(Saved entries)
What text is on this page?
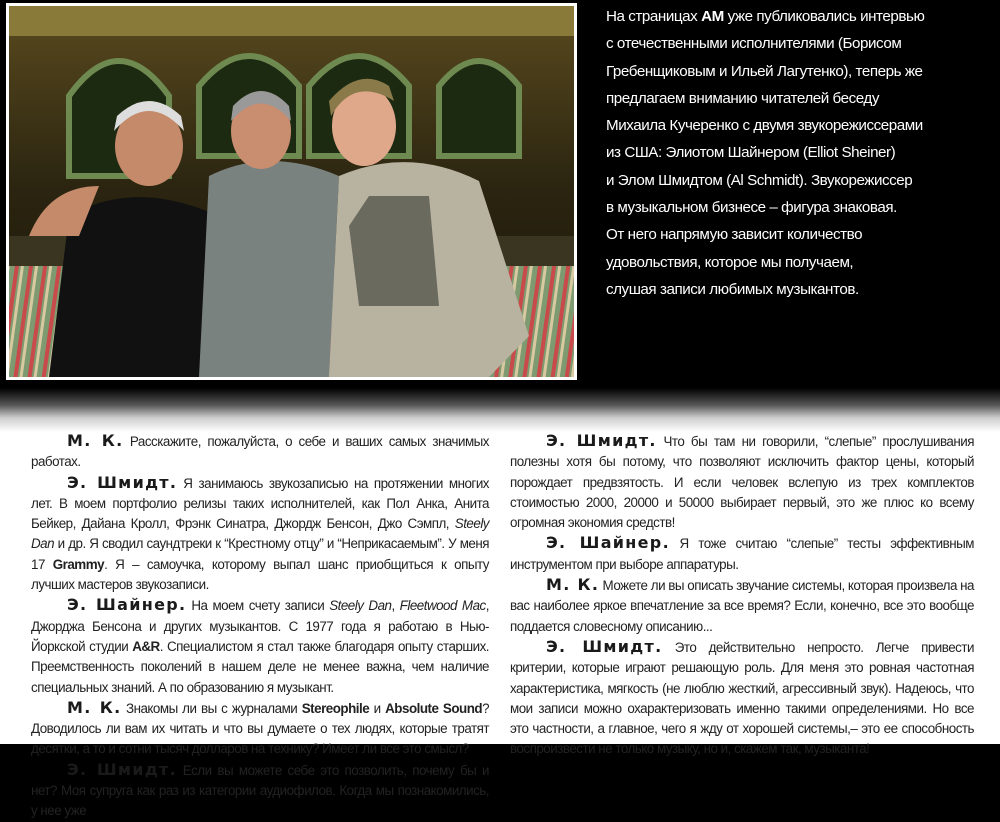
На страницах AM уже публиковались интервью
с отечественными исполнителями (Борисом
Гребенщиковым и Ильей Лагутенко), теперь же
предлагаем вниманию читателей беседу
Михаила Кучеренко с двумя звукорежиссерами
из США: Элиотом Шайнером (Elliot Sheiner)
и Элом Шмидтом (Al Schmidt). Звукорежиссер
в музыкальном бизнесе – фигура знаковая.
От него напрямую зависит количество
удовольствия, которое мы получаем,
слушая записи любимых музыкантов.

М. К. Расскажите, пожалуйста, о себе и ваших самых значимых работах.

Э. Шмидт. Я занимаюсь звукозаписью на протяжении многих лет. В моем портфолио релизы таких исполнителей, как Пол Анка, Анита Бейкер, Дайана Кролл, Фрэнк Синатра, Джордж Бенсон, Джо Сэмпл, Steely Dan и др. Я сводил саундтреки к “Крестному отцу” и “Неприкасаемым”. У меня 17 Grammy. Я – самоучка, которому выпал шанс приобщиться к опыту лучших мастеров звукозаписи.

Э. Шайнер. На моем счету записи Steely Dan, Fleetwood Mac, Джорджа Бенсона и других музыкантов. С 1977 года я работаю в Нью-Йоркской студии A&R. Специалистом я стал также благодаря опыту старших. Преемственность поколений в нашем деле не менее важна, чем наличие специальных знаний. А по образованию я музыкант.

М. К. Знакомы ли вы с журналами Stereophile и Absolute Sound? Доводилось ли вам их читать и что вы думаете о тех людях, которые тратят десятки, а то и сотни тысяч долларов на технику? Имеет ли все это смысл?

Э. Шмидт. Если вы можете себе это позволить, почему бы и нет? Моя супруга как раз из категории аудиофилов. Когда мы познакомились, у нее уже

Э. Шмидт. Что бы там ни говорили, “слепые” прослушивания полезны хотя бы потому, что позволяют исключить фактор цены, который порождает предвзятость. И если человек вслепую из трех комплектов стоимостью 2000, 20000 и 50000 выбирает первый, это же плюс ко всему огромная экономия средств!

Э. Шайнер. Я тоже считаю “слепые” тесты эффективным инструментом при выборе аппаратуры.

М. К. Можете ли вы описать звучание системы, которая произвела на вас наиболее яркое впечатление за все время? Если, конечно, все это вообще поддается словесному описанию...

Э. Шмидт. Это действительно непросто. Легче привести критерии, которые играют решающую роль. Для меня это ровная частотная характеристика, мягкость (не люблю жесткий, агрессивный звук). Надеюсь, что мои записи можно охарактеризовать именно такими определениями. Но все это частности, а главное, чего я жду от хорошей системы,– это ее способность воспроизвести не только музыку, но и, скажем так, музыканта!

▶ _Given exercise_: Could you repeat all of the material exactly? Pictures should not be copied.

▶ _Worked answer_:
What text is on this page?
На страницах AM уже публиковались интервью
с отечественными исполнителями (Борисом
Гребенщиковым и Ильей Лагутенко), теперь же
предлагаем вниманию читателей беседу
Михаила Кучеренко с двумя звукорежиссерами
из США: Элиотом Шайнером (Elliot Sheiner)
и Элом Шмидтом (Al Schmidt). Звукорежиссер
в музыкальном бизнесе – фигура знаковая.
От него напрямую зависит количество
удовольствия, которое мы получаем,
слушая записи любимых музыкантов.

М. К. Расскажите, пожалуйста, о себе и ваших самых значимых работах.

Э. Шмидт. Я занимаюсь звукозаписью на протяжении многих лет. В моем портфолио релизы таких исполнителей, как Пол Анка, Анита Бейкер, Дайана Кролл, Фрэнк Синатра, Джордж Бенсон, Джо Сэмпл, Steely Dan и др. Я сводил саундтреки к “Крестному отцу” и “Неприкасаемым”. У меня 17 Grammy. Я – самоучка, которому выпал шанс приобщиться к опыту лучших мастеров звукозаписи.

Э. Шайнер. На моем счету записи Steely Dan, Fleetwood Mac, Джорджа Бенсона и других музыкантов. С 1977 года я работаю в Нью-Йоркской студии A&R. Специалистом я стал также благодаря опыту старших. Преемственность поколений в нашем деле не менее важна, чем наличие специальных знаний. А по образованию я музыкант.

М. К. Знакомы ли вы с журналами Stereophile и Absolute Sound? Доводилось ли вам их читать и что вы думаете о тех людях, которые тратят десятки, а то и сотни тысяч долларов на технику? Имеет ли все это смысл?

Э. Шмидт. Если вы можете себе это позволить, почему бы и нет? Моя супруга как раз из категории аудиофилов. Когда мы познакомились, у нее уже

Э. Шмидт. Что бы там ни говорили, “слепые” прослушивания полезны хотя бы потому, что позволяют исключить фактор цены, который порождает предвзятость. И если человек вслепую из трех комплектов стоимостью 2000, 20000 и 50000 выбирает первый, это же плюс ко всему огромная экономия средств!

Э. Шайнер. Я тоже считаю “слепые” тесты эффективным инструментом при выборе аппаратуры.

М. К. Можете ли вы описать звучание системы, которая произвела на вас наиболее яркое впечатление за все время? Если, конечно, все это вообще поддается словесному описанию...

Э. Шмидт. Это действительно непросто. Легче привести критерии, которые играют решающую роль. Для меня это ровная частотная характеристика, мягкость (не люблю жесткий, агрессивный звук). Надеюсь, что мои записи можно охарактеризовать именно такими определениями. Но все это частности, а главное, чего я жду от хорошей системы,– это ее способность воспроизвести не только музыку, но и, скажем так, музыканта!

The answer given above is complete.